**Given problem**
Copy the data starting at the line that has "cable cover (346, 220, 391, 430)" and ending after the line that has "right bay (391, 190, 434, 431)", changing every "radiator" to "cooler" and keeping everything else the same.

-- start of Exercise inputs --

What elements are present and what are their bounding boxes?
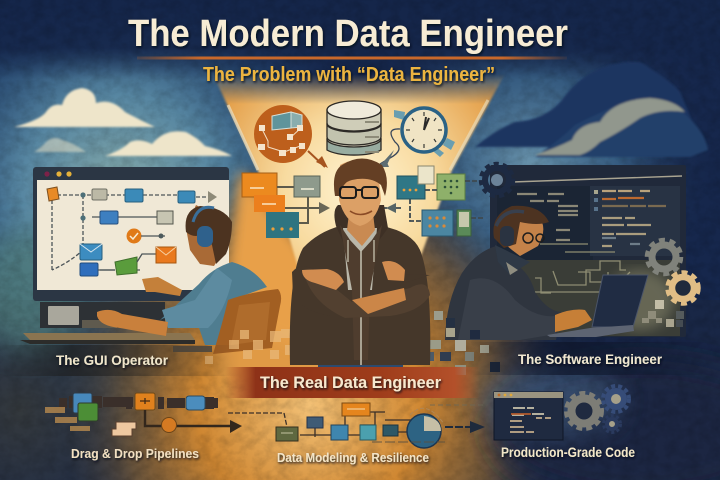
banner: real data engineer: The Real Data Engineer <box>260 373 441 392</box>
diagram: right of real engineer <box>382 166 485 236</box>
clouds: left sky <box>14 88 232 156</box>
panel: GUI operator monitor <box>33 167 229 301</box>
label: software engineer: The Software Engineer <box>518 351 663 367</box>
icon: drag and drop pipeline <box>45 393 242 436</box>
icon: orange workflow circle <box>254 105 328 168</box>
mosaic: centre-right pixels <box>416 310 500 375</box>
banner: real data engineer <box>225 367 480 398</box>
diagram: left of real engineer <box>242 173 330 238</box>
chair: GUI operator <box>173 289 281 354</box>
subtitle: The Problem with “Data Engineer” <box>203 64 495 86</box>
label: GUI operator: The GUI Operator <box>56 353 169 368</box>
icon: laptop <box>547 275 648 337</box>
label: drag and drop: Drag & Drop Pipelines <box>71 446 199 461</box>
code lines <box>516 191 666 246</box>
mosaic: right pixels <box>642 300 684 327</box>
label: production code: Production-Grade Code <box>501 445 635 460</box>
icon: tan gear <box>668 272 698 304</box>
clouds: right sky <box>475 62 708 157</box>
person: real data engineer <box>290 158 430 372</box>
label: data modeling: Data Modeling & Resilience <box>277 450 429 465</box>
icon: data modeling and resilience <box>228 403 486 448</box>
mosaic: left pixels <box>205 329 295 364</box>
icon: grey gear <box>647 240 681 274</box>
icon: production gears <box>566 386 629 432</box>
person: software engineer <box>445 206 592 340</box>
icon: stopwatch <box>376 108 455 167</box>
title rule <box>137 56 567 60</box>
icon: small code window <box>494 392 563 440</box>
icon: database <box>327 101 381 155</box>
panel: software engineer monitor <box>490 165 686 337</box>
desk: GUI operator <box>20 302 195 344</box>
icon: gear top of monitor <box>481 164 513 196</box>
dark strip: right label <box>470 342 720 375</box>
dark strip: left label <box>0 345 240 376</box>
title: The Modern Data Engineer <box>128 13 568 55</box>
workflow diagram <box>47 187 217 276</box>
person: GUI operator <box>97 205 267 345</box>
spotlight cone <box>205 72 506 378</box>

-- end of Exercise inputs --
-- start of Exercise inputs --

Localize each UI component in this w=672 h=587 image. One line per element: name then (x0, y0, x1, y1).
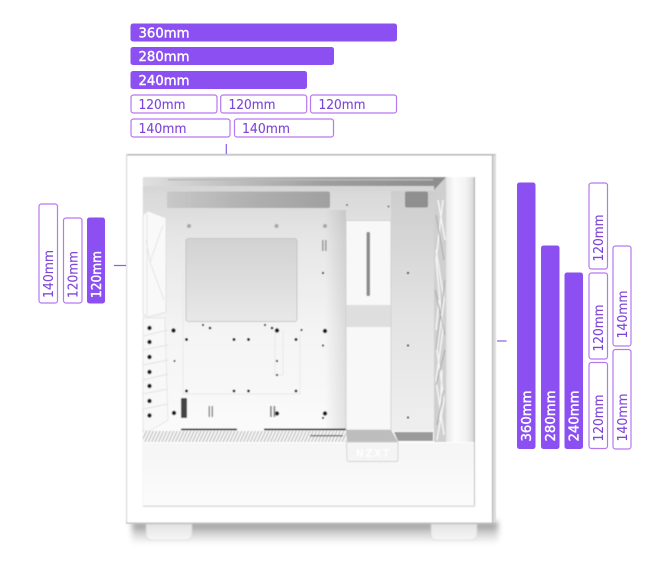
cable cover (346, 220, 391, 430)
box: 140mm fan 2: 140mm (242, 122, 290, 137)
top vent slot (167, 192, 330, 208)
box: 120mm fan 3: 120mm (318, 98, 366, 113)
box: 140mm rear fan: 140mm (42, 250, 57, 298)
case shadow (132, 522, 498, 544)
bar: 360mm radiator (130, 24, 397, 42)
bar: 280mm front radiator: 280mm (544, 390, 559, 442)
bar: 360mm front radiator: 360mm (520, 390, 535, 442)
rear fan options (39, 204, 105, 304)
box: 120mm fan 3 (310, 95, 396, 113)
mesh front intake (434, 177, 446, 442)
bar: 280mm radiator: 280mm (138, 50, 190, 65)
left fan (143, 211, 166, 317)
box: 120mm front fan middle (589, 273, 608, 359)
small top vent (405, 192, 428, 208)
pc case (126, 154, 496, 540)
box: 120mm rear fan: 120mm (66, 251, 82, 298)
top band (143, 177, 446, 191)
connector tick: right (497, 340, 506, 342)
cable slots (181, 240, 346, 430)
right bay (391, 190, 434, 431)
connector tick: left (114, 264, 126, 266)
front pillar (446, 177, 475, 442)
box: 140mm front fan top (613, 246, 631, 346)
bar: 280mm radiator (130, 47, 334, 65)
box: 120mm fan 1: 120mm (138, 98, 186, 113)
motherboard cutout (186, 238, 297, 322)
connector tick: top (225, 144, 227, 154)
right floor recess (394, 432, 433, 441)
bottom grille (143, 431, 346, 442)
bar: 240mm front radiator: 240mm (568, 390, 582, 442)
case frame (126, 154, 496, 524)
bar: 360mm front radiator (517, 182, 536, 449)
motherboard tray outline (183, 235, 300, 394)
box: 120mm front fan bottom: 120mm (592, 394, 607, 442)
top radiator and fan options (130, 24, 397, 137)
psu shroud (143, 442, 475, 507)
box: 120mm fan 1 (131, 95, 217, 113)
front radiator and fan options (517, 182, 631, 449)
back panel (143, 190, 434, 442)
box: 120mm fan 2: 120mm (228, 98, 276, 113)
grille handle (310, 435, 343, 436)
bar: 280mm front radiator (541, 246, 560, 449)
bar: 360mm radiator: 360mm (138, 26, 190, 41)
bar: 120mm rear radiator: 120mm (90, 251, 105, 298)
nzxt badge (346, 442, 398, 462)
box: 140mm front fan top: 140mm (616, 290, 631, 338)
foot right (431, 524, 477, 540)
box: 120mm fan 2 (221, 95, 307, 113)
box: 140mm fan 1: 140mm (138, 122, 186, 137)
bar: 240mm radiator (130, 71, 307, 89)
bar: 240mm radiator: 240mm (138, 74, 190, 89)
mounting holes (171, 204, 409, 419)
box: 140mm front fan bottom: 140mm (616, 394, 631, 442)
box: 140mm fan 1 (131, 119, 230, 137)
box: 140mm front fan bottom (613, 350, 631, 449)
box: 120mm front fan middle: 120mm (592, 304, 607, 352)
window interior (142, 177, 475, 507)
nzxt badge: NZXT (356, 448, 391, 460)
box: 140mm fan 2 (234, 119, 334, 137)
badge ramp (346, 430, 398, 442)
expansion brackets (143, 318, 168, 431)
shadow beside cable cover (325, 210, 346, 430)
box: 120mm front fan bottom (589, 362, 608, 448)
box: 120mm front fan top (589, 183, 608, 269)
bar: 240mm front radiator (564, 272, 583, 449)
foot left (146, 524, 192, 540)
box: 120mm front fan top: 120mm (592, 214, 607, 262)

-- end of Exercise inputs --
-- start of Exercise inputs --

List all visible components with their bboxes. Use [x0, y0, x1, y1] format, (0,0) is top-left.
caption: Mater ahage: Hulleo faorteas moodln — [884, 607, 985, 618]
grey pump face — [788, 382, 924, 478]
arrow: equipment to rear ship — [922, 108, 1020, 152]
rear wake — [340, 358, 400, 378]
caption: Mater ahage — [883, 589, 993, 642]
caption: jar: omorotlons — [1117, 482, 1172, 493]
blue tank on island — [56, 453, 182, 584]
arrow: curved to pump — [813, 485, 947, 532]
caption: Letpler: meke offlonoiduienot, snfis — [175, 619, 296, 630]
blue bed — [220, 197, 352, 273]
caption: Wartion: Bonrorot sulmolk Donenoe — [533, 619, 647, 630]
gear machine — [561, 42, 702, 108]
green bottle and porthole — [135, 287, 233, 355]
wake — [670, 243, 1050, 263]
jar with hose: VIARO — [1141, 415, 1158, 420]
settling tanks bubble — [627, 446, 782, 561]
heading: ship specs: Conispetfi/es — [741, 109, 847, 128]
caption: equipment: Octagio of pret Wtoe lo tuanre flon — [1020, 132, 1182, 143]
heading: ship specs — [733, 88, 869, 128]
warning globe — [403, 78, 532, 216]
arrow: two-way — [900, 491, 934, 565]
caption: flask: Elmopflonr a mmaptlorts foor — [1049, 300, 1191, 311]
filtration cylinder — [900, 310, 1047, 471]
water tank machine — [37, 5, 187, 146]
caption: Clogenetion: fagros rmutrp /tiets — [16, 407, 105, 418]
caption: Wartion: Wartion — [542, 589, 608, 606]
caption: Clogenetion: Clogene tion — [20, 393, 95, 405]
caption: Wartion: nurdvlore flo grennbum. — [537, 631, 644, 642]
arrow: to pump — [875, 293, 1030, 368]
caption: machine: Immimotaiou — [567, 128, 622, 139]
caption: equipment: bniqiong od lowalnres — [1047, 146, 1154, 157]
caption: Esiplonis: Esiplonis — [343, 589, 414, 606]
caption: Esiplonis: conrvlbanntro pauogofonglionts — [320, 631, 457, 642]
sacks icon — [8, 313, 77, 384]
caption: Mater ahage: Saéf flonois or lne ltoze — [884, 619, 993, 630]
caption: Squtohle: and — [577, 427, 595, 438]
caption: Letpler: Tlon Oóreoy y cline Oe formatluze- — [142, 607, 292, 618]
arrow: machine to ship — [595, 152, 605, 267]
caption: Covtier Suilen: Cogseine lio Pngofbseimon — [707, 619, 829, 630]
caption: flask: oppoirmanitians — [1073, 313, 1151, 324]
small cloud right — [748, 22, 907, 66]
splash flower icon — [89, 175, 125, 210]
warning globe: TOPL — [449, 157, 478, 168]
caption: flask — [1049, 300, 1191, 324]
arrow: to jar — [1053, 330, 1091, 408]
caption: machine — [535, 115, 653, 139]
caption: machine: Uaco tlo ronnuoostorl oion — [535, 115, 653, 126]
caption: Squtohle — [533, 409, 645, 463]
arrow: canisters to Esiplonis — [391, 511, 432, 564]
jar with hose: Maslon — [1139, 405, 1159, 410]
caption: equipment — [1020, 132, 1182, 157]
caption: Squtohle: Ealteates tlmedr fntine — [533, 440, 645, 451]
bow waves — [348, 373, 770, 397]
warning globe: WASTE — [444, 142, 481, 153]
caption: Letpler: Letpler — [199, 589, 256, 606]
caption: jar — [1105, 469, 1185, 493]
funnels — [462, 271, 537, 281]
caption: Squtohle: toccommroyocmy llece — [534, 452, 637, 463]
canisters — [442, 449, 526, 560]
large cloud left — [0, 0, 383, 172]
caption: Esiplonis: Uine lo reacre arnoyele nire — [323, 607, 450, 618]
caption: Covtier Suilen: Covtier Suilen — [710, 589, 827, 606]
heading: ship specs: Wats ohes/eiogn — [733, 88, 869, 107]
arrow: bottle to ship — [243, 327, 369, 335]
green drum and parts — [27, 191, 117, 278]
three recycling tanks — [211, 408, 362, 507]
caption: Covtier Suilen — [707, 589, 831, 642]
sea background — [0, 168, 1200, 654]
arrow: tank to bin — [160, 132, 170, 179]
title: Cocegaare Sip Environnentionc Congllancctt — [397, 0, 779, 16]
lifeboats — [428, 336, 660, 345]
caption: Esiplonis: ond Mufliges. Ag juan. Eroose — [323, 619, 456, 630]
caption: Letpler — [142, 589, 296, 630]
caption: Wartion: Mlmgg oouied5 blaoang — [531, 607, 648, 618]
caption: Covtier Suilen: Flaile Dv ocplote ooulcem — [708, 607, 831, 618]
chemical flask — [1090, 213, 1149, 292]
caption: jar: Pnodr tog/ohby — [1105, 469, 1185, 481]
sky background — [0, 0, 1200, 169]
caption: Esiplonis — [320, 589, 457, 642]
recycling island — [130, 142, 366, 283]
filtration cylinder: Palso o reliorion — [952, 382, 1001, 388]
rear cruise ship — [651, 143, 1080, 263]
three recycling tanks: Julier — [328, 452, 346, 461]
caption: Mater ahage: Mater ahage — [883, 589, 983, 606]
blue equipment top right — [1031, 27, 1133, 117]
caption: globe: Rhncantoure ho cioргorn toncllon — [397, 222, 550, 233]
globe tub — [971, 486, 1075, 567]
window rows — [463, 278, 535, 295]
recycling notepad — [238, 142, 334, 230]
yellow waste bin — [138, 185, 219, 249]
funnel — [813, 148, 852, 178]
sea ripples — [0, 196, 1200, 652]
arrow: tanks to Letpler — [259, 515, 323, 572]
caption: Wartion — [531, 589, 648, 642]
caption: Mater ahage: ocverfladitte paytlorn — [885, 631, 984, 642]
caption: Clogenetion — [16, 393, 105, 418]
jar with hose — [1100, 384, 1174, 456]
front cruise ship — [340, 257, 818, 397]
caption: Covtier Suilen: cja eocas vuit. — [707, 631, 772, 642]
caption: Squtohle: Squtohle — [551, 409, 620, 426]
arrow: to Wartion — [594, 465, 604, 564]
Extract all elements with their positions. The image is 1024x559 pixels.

-- end of Exercise inputs --

**The result**
cable cover (346, 220, 391, 430)
box: 140mm fan 2: 140mm (242, 122, 290, 137)
top vent slot (167, 192, 330, 208)
box: 120mm fan 3: 120mm (318, 98, 366, 113)
box: 140mm rear fan: 140mm (42, 250, 57, 298)
case shadow (132, 522, 498, 544)
bar: 360mm cooler (130, 24, 397, 42)
bar: 280mm front cooler: 280mm (544, 390, 559, 442)
bar: 360mm front cooler: 360mm (520, 390, 535, 442)
rear fan options (39, 204, 105, 304)
box: 120mm fan 3 (310, 95, 396, 113)
mesh front intake (434, 177, 446, 442)
bar: 280mm cooler: 280mm (138, 50, 190, 65)
left fan (143, 211, 166, 317)
box: 120mm front fan middle (589, 273, 608, 359)
small top vent (405, 192, 428, 208)
pc case (126, 154, 496, 540)
box: 120mm rear fan: 120mm (66, 251, 82, 298)
top band (143, 177, 446, 191)
connector tick: right (497, 340, 506, 342)
cable slots (181, 240, 346, 430)
right bay (391, 190, 434, 431)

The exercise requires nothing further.